# Entries with figure data
start
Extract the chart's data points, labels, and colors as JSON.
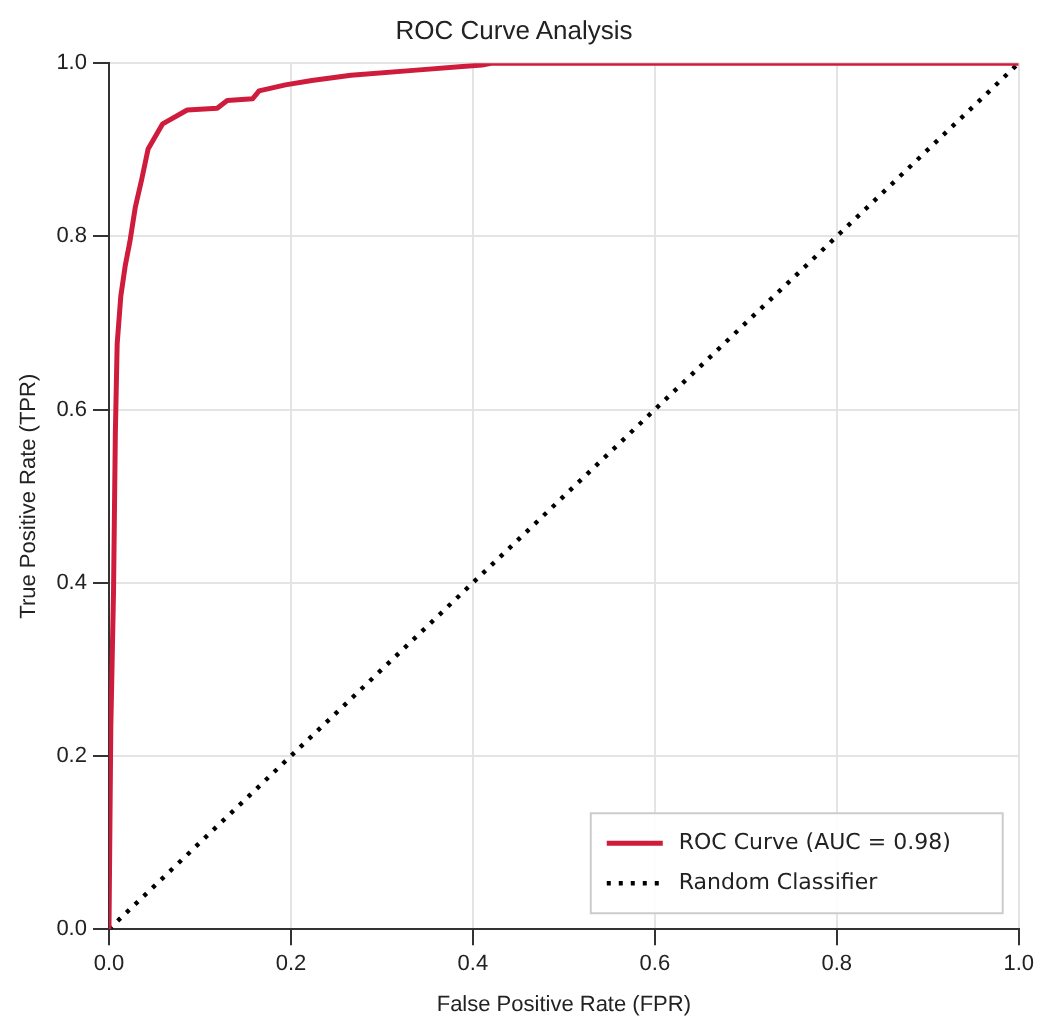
{
  "chart_data": {
    "type": "line",
    "title": "ROC Curve Analysis",
    "xlabel": "False Positive Rate (FPR)",
    "ylabel": "True Positive Rate (TPR)",
    "series": [
      {
        "name": "ROC Curve (AUC = 0.98)",
        "color": "#d01c3c",
        "line_style": "solid",
        "x": [
          0,
          0.002,
          0.005,
          0.007,
          0.009,
          0.013,
          0.018,
          0.023,
          0.029,
          0.036,
          0.043,
          0.059,
          0.086,
          0.119,
          0.13,
          0.158,
          0.165,
          0.194,
          0.223,
          0.266,
          0.338,
          0.41,
          0.42,
          1
        ],
        "values": [
          0,
          0.233,
          0.39,
          0.573,
          0.676,
          0.731,
          0.767,
          0.794,
          0.834,
          0.866,
          0.901,
          0.93,
          0.946,
          0.948,
          0.957,
          0.959,
          0.968,
          0.975,
          0.98,
          0.986,
          0.992,
          0.998,
          1,
          1
        ]
      },
      {
        "name": "Random Classifier",
        "color": "#000000",
        "line_style": "dotted",
        "x": [
          0,
          1
        ],
        "values": [
          0,
          1
        ]
      }
    ],
    "xlim": [
      0,
      1
    ],
    "ylim": [
      0,
      1
    ],
    "xticks": [
      {
        "value": 0,
        "label": "0.0"
      },
      0.2,
      0.4,
      0.6,
      0.8,
      {
        "value": 1,
        "label": "1.0"
      }
    ],
    "yticks": [
      {
        "value": 0,
        "label": "0.0"
      },
      0.2,
      0.4,
      0.6,
      0.8,
      {
        "value": 1,
        "label": "1.0"
      }
    ],
    "grid": true,
    "legend": "bottom right",
    "marker": "none"
  }
}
end
# Work to be completed
The records above must be echoed exactly, minus their pictures.

# Final answer
Extract the chart's data points, labels, and colors as JSON.
{
  "chart_data": {
    "type": "line",
    "title": "ROC Curve Analysis",
    "xlabel": "False Positive Rate (FPR)",
    "ylabel": "True Positive Rate (TPR)",
    "series": [
      {
        "name": "ROC Curve (AUC = 0.98)",
        "color": "#d01c3c",
        "line_style": "solid",
        "x": [
          0,
          0.002,
          0.005,
          0.007,
          0.009,
          0.013,
          0.018,
          0.023,
          0.029,
          0.036,
          0.043,
          0.059,
          0.086,
          0.119,
          0.13,
          0.158,
          0.165,
          0.194,
          0.223,
          0.266,
          0.338,
          0.41,
          0.42,
          1
        ],
        "values": [
          0,
          0.233,
          0.39,
          0.573,
          0.676,
          0.731,
          0.767,
          0.794,
          0.834,
          0.866,
          0.901,
          0.93,
          0.946,
          0.948,
          0.957,
          0.959,
          0.968,
          0.975,
          0.98,
          0.986,
          0.992,
          0.998,
          1,
          1
        ]
      },
      {
        "name": "Random Classifier",
        "color": "#000000",
        "line_style": "dotted",
        "x": [
          0,
          1
        ],
        "values": [
          0,
          1
        ]
      }
    ],
    "xlim": [
      0,
      1
    ],
    "ylim": [
      0,
      1
    ],
    "xticks": [
      {
        "value": 0,
        "label": "0.0"
      },
      0.2,
      0.4,
      0.6,
      0.8,
      {
        "value": 1,
        "label": "1.0"
      }
    ],
    "yticks": [
      {
        "value": 0,
        "label": "0.0"
      },
      0.2,
      0.4,
      0.6,
      0.8,
      {
        "value": 1,
        "label": "1.0"
      }
    ],
    "grid": true,
    "legend": "bottom right",
    "marker": "none"
  }
}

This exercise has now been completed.